BRIEF:
Transcribe the records in full, keeping every character as it is.

Extracted data entries:
-- begin --

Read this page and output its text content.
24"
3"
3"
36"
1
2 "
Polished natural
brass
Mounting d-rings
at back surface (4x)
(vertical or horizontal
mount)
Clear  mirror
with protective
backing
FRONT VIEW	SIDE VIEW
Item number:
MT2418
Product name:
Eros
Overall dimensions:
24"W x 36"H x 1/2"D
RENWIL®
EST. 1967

-- end --

EXERCISE RESPONSE:
Read this page and output its text content.
24"
3"
3"
36"
1
2 "
Polished natural
brass
Mounting d-rings
at back surface (4x)
(vertical or horizontal
mount)
Clear  mirror
with protective
backing
FRONT VIEW	SIDE VIEW
Item number:
MT2418
Product name:
Eros
Overall dimensions:
24"W x 36"H x 1/2"D
RENWIL®
EST. 1967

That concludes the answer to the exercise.